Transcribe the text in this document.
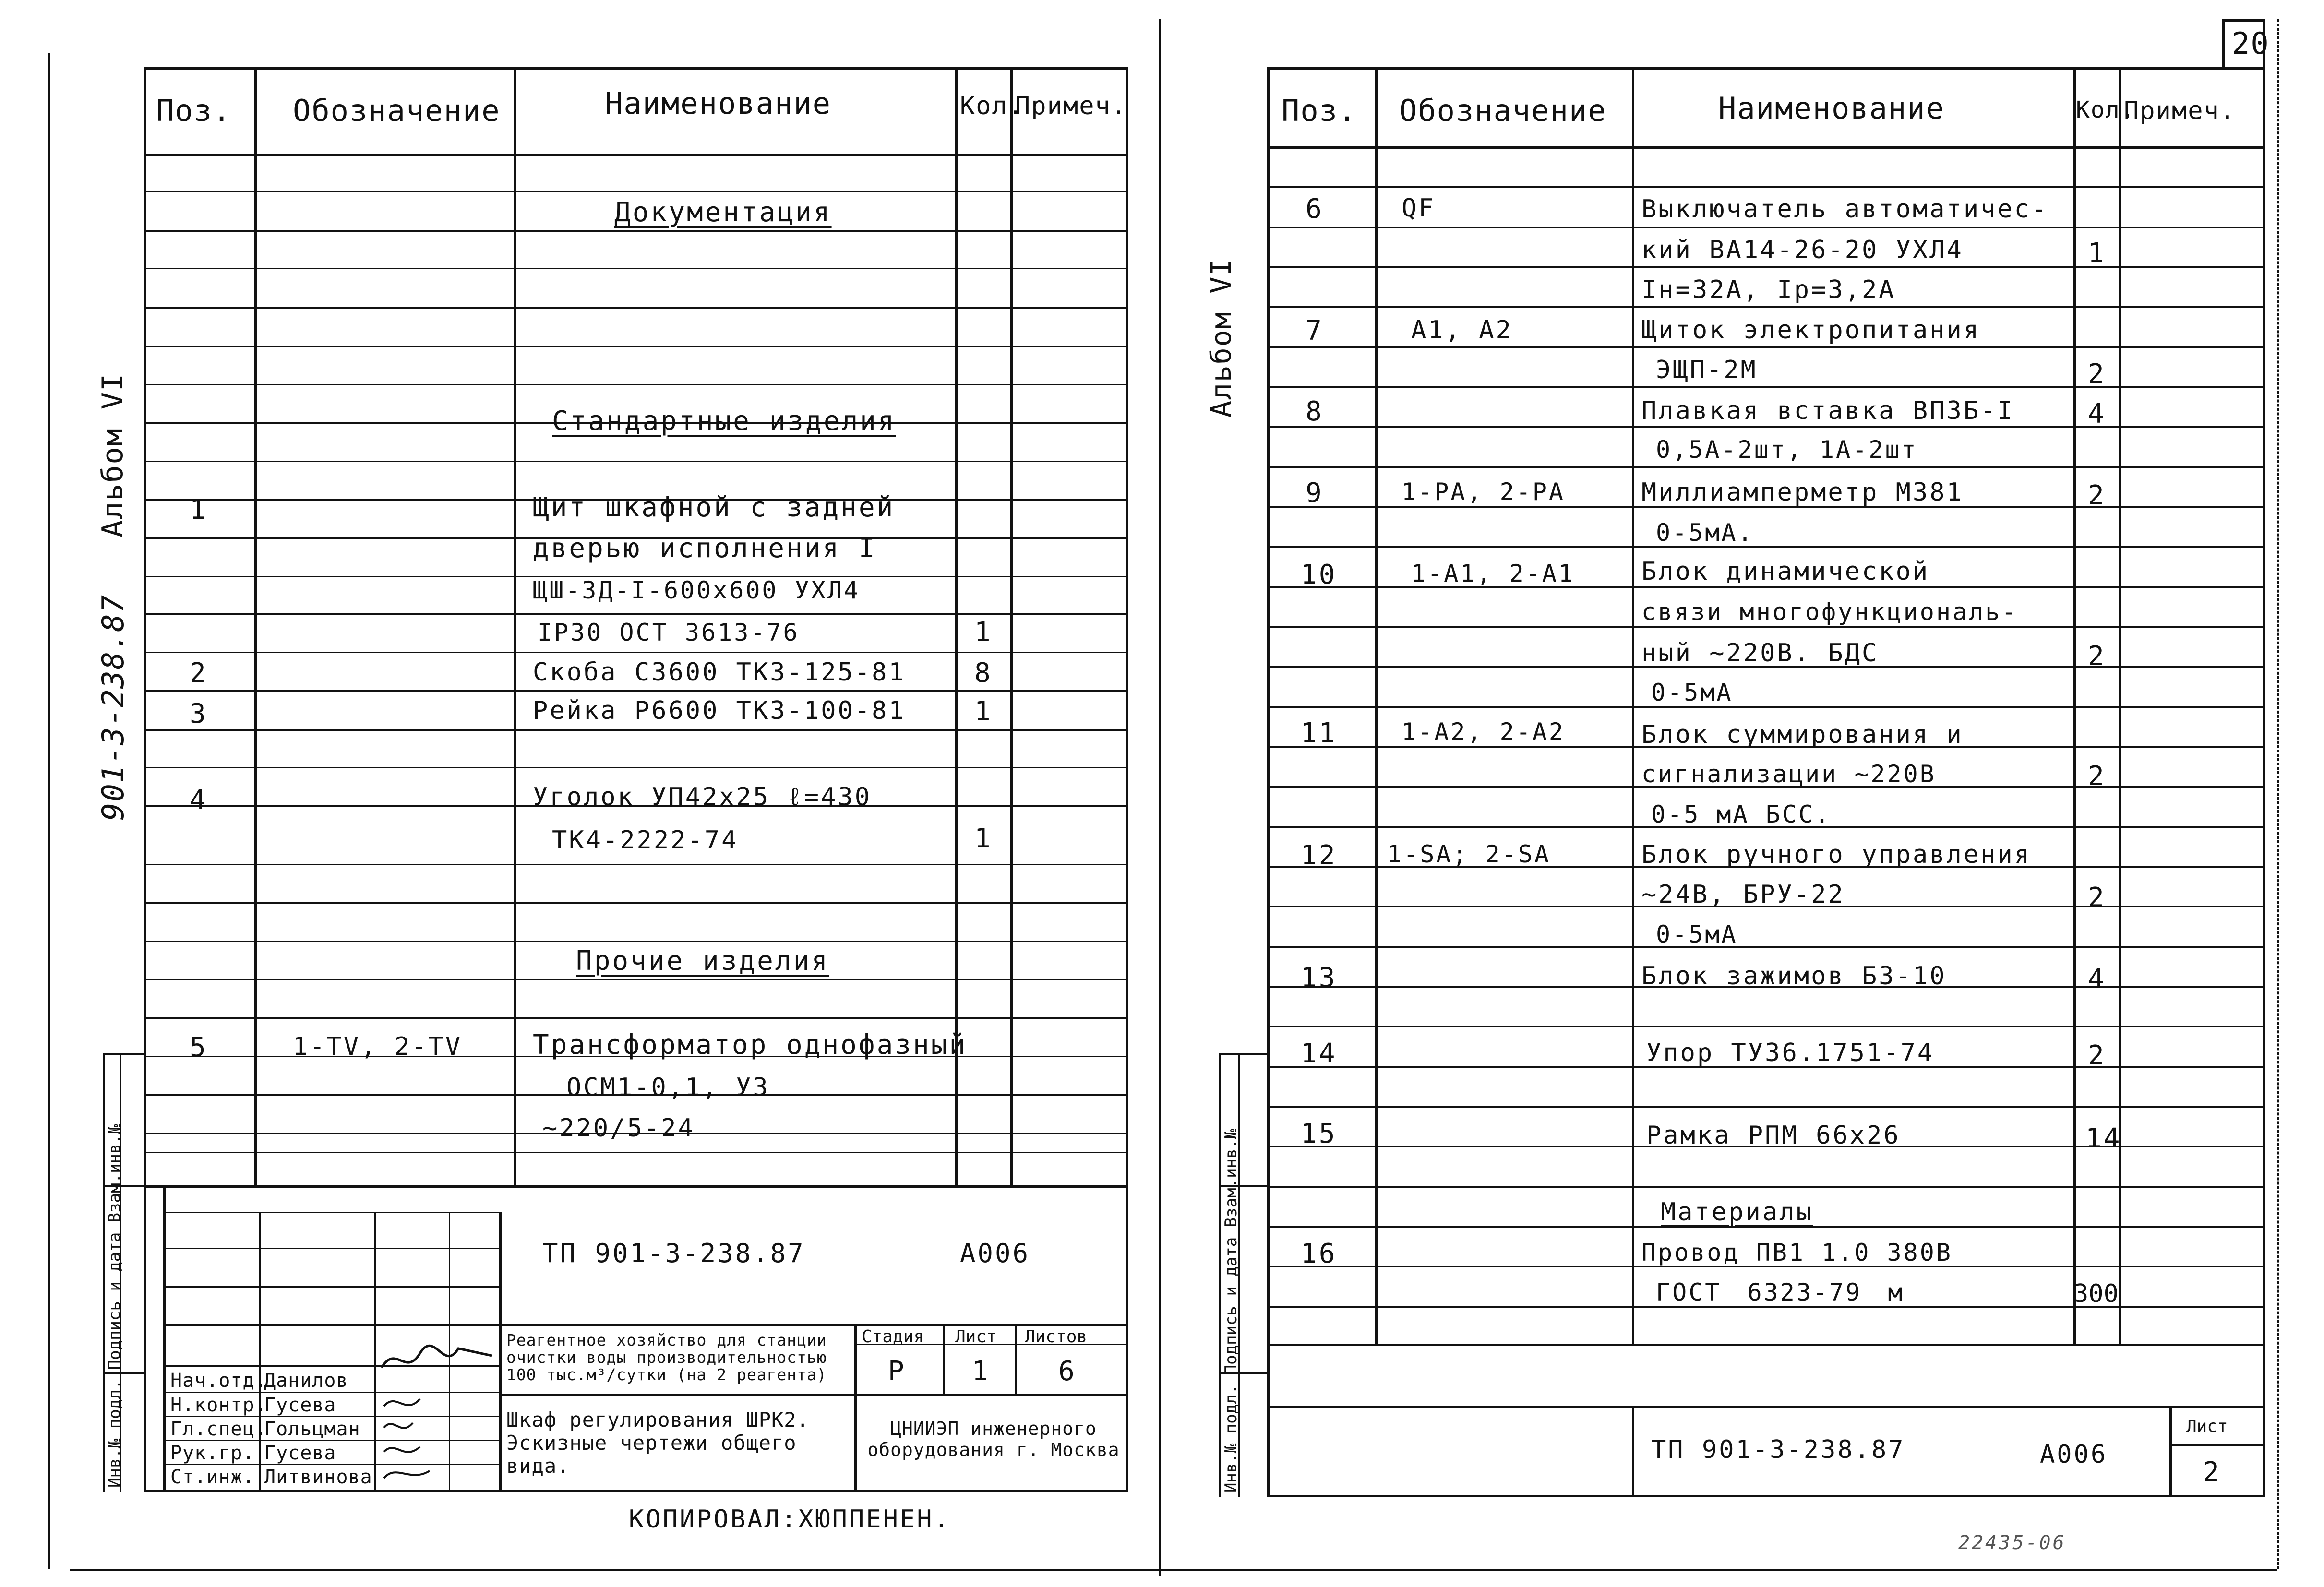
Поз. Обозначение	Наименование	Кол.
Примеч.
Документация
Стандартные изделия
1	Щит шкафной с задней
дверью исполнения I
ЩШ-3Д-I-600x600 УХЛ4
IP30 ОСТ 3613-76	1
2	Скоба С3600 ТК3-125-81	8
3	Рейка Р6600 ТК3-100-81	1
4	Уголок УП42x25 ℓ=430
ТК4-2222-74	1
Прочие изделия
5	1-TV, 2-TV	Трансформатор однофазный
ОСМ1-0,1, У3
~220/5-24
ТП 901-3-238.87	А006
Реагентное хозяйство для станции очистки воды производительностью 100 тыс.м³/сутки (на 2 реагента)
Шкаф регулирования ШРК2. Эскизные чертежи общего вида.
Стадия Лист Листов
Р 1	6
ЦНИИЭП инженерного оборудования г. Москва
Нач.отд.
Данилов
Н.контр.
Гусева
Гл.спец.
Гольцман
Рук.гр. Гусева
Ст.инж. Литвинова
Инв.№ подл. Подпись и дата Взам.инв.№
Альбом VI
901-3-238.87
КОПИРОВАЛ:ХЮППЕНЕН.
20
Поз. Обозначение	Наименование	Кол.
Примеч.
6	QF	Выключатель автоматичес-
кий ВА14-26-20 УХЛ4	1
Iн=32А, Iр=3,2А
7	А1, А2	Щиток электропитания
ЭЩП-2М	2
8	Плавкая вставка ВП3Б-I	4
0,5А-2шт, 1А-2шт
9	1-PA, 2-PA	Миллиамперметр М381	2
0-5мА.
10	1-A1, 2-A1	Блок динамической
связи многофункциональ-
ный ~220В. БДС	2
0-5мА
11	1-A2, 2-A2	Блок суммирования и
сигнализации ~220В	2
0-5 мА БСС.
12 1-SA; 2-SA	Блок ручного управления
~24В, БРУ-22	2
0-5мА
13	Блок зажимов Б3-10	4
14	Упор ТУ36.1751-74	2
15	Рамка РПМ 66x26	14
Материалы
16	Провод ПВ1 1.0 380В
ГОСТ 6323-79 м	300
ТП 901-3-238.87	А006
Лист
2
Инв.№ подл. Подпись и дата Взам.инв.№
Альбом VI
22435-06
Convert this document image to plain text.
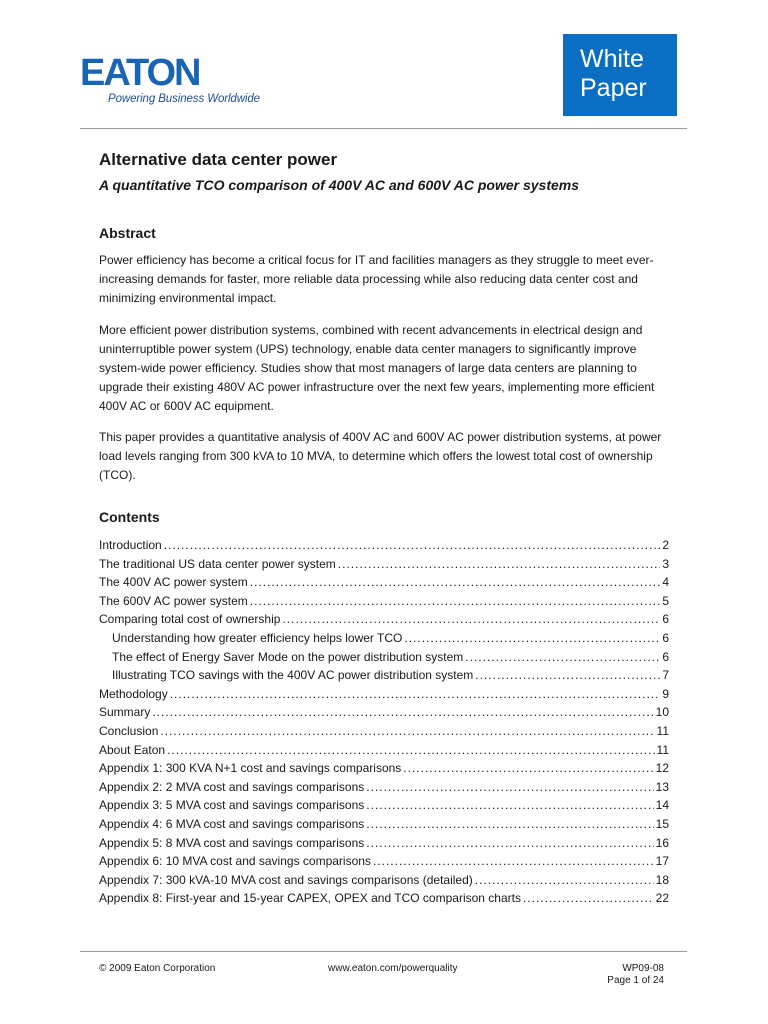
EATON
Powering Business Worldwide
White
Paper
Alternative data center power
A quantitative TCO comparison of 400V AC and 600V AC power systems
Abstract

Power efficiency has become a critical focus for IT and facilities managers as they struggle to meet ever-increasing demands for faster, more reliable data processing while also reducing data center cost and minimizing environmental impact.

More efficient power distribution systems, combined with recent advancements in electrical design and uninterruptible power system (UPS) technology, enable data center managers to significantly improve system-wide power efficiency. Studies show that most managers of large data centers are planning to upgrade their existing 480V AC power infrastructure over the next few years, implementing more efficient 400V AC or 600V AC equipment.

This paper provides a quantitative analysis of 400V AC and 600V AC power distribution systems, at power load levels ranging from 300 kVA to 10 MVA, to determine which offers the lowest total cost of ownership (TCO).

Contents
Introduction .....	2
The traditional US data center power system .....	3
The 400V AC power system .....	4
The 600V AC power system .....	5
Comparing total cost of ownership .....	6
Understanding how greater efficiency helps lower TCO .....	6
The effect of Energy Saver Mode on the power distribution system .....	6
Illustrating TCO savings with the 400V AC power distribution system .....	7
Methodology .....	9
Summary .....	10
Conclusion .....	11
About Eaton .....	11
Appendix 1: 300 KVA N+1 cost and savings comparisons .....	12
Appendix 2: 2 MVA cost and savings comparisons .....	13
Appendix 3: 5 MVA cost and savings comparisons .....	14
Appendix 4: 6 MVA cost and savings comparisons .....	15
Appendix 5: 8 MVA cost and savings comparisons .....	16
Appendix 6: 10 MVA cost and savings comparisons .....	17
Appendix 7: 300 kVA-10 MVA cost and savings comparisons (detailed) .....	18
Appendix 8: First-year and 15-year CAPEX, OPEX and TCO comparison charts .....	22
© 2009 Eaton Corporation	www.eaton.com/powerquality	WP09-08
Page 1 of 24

• • •

__Instructions for the task__: Pick out the lines that include the word "text" and write them out.

__Correct output__:
Transcribe the text in this document.
Convert this document image to plain text.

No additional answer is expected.